What the task requires
Copy out all of the material, matching it word for word.

(Extracted data entries)
:::::

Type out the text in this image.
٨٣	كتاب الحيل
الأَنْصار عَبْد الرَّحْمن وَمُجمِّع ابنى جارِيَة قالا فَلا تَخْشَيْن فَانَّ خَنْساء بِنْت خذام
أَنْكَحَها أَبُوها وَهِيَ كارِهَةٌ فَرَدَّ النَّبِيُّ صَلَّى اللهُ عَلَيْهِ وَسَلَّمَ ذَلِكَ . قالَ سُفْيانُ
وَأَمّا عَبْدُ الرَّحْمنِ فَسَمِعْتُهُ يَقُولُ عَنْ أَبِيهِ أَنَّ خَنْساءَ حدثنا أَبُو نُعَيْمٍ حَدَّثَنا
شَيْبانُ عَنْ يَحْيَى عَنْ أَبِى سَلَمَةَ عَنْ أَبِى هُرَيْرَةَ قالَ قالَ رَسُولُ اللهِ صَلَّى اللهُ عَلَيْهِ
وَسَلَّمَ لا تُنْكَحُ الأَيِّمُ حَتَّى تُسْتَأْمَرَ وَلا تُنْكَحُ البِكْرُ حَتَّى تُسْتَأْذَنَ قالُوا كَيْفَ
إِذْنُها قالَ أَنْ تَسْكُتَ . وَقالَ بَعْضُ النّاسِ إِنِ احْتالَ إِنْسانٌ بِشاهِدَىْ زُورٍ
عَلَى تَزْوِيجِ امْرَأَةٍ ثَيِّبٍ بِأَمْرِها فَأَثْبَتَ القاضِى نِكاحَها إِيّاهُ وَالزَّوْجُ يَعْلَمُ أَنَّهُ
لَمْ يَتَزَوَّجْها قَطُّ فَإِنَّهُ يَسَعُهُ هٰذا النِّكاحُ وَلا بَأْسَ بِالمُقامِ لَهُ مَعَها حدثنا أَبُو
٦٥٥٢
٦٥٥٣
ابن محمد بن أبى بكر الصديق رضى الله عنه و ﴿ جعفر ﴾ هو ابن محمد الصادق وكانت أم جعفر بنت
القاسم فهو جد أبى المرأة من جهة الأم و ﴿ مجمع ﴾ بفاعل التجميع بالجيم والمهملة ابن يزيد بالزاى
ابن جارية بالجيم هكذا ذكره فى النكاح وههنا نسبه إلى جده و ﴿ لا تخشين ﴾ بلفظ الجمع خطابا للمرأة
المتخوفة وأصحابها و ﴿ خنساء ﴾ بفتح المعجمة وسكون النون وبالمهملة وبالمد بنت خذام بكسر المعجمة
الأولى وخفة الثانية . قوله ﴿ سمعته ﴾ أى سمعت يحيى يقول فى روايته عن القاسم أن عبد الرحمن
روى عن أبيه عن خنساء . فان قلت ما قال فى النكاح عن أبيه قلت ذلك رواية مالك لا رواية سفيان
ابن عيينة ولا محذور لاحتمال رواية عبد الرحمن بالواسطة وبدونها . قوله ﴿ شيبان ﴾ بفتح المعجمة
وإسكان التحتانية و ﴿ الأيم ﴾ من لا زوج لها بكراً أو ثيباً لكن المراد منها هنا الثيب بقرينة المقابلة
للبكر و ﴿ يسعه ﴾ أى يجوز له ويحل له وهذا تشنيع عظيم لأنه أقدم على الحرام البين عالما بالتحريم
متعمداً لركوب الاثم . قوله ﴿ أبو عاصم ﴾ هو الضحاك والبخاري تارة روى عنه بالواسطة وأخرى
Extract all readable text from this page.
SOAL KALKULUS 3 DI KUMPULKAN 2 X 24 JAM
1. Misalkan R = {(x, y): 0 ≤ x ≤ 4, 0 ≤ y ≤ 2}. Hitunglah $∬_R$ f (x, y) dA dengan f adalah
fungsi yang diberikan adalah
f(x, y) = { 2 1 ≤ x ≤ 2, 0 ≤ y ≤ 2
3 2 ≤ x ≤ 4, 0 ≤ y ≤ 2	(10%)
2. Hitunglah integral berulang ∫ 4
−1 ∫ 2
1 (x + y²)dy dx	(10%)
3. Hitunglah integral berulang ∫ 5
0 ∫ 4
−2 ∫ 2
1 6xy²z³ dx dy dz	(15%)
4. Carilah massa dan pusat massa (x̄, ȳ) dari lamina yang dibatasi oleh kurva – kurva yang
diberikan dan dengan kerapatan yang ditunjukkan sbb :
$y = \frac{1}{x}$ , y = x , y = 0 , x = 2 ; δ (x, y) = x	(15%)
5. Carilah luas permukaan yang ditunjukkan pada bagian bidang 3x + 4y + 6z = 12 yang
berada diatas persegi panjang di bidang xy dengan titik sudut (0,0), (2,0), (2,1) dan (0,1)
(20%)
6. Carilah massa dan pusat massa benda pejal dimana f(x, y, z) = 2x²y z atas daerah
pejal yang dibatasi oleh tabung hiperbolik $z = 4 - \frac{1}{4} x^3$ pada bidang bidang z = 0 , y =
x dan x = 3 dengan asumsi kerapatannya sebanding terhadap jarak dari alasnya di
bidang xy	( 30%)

:::::

Output
Type out the text in this image.
٨٣	كتاب الحيل
الأَنْصار عَبْد الرَّحْمن وَمُجمِّع ابنى جارِيَة قالا فَلا تَخْشَيْن فَانَّ خَنْساء بِنْت خذام
أَنْكَحَها أَبُوها وَهِيَ كارِهَةٌ فَرَدَّ النَّبِيُّ صَلَّى اللهُ عَلَيْهِ وَسَلَّمَ ذَلِكَ . قالَ سُفْيانُ
وَأَمّا عَبْدُ الرَّحْمنِ فَسَمِعْتُهُ يَقُولُ عَنْ أَبِيهِ أَنَّ خَنْساءَ حدثنا أَبُو نُعَيْمٍ حَدَّثَنا
شَيْبانُ عَنْ يَحْيَى عَنْ أَبِى سَلَمَةَ عَنْ أَبِى هُرَيْرَةَ قالَ قالَ رَسُولُ اللهِ صَلَّى اللهُ عَلَيْهِ
وَسَلَّمَ لا تُنْكَحُ الأَيِّمُ حَتَّى تُسْتَأْمَرَ وَلا تُنْكَحُ البِكْرُ حَتَّى تُسْتَأْذَنَ قالُوا كَيْفَ
إِذْنُها قالَ أَنْ تَسْكُتَ . وَقالَ بَعْضُ النّاسِ إِنِ احْتالَ إِنْسانٌ بِشاهِدَىْ زُورٍ
عَلَى تَزْوِيجِ امْرَأَةٍ ثَيِّبٍ بِأَمْرِها فَأَثْبَتَ القاضِى نِكاحَها إِيّاهُ وَالزَّوْجُ يَعْلَمُ أَنَّهُ
لَمْ يَتَزَوَّجْها قَطُّ فَإِنَّهُ يَسَعُهُ هٰذا النِّكاحُ وَلا بَأْسَ بِالمُقامِ لَهُ مَعَها حدثنا أَبُو
٦٥٥٢
٦٥٥٣
ابن محمد بن أبى بكر الصديق رضى الله عنه و ﴿ جعفر ﴾ هو ابن محمد الصادق وكانت أم جعفر بنت
القاسم فهو جد أبى المرأة من جهة الأم و ﴿ مجمع ﴾ بفاعل التجميع بالجيم والمهملة ابن يزيد بالزاى
ابن جارية بالجيم هكذا ذكره فى النكاح وههنا نسبه إلى جده و ﴿ لا تخشين ﴾ بلفظ الجمع خطابا للمرأة
المتخوفة وأصحابها و ﴿ خنساء ﴾ بفتح المعجمة وسكون النون وبالمهملة وبالمد بنت خذام بكسر المعجمة
الأولى وخفة الثانية . قوله ﴿ سمعته ﴾ أى سمعت يحيى يقول فى روايته عن القاسم أن عبد الرحمن
روى عن أبيه عن خنساء . فان قلت ما قال فى النكاح عن أبيه قلت ذلك رواية مالك لا رواية سفيان
ابن عيينة ولا محذور لاحتمال رواية عبد الرحمن بالواسطة وبدونها . قوله ﴿ شيبان ﴾ بفتح المعجمة
وإسكان التحتانية و ﴿ الأيم ﴾ من لا زوج لها بكراً أو ثيباً لكن المراد منها هنا الثيب بقرينة المقابلة
للبكر و ﴿ يسعه ﴾ أى يجوز له ويحل له وهذا تشنيع عظيم لأنه أقدم على الحرام البين عالما بالتحريم
متعمداً لركوب الاثم . قوله ﴿ أبو عاصم ﴾ هو الضحاك والبخاري تارة روى عنه بالواسطة وأخرى
Extract all readable text from this page.
SOAL KALKULUS 3 DI KUMPULKAN 2 X 24 JAM
1. Misalkan R = {(x, y): 0 ≤ x ≤ 4, 0 ≤ y ≤ 2}. Hitunglah $∬_R$ f (x, y) dA dengan f adalah
fungsi yang diberikan adalah
f(x, y) = { 2 1 ≤ x ≤ 2, 0 ≤ y ≤ 2
3 2 ≤ x ≤ 4, 0 ≤ y ≤ 2	(10%)
2. Hitunglah integral berulang ∫ 4
−1 ∫ 2
1 (x + y²)dy dx	(10%)
3. Hitunglah integral berulang ∫ 5
0 ∫ 4
−2 ∫ 2
1 6xy²z³ dx dy dz	(15%)
4. Carilah massa dan pusat massa (x̄, ȳ) dari lamina yang dibatasi oleh kurva – kurva yang
diberikan dan dengan kerapatan yang ditunjukkan sbb :
$y = \frac{1}{x}$ , y = x , y = 0 , x = 2 ; δ (x, y) = x	(15%)
5. Carilah luas permukaan yang ditunjukkan pada bagian bidang 3x + 4y + 6z = 12 yang
berada diatas persegi panjang di bidang xy dengan titik sudut (0,0), (2,0), (2,1) dan (0,1)
(20%)
6. Carilah massa dan pusat massa benda pejal dimana f(x, y, z) = 2x²y z atas daerah
pejal yang dibatasi oleh tabung hiperbolik $z = 4 - \frac{1}{4} x^3$ pada bidang bidang z = 0 , y =
x dan x = 3 dengan asumsi kerapatannya sebanding terhadap jarak dari alasnya di
bidang xy	( 30%)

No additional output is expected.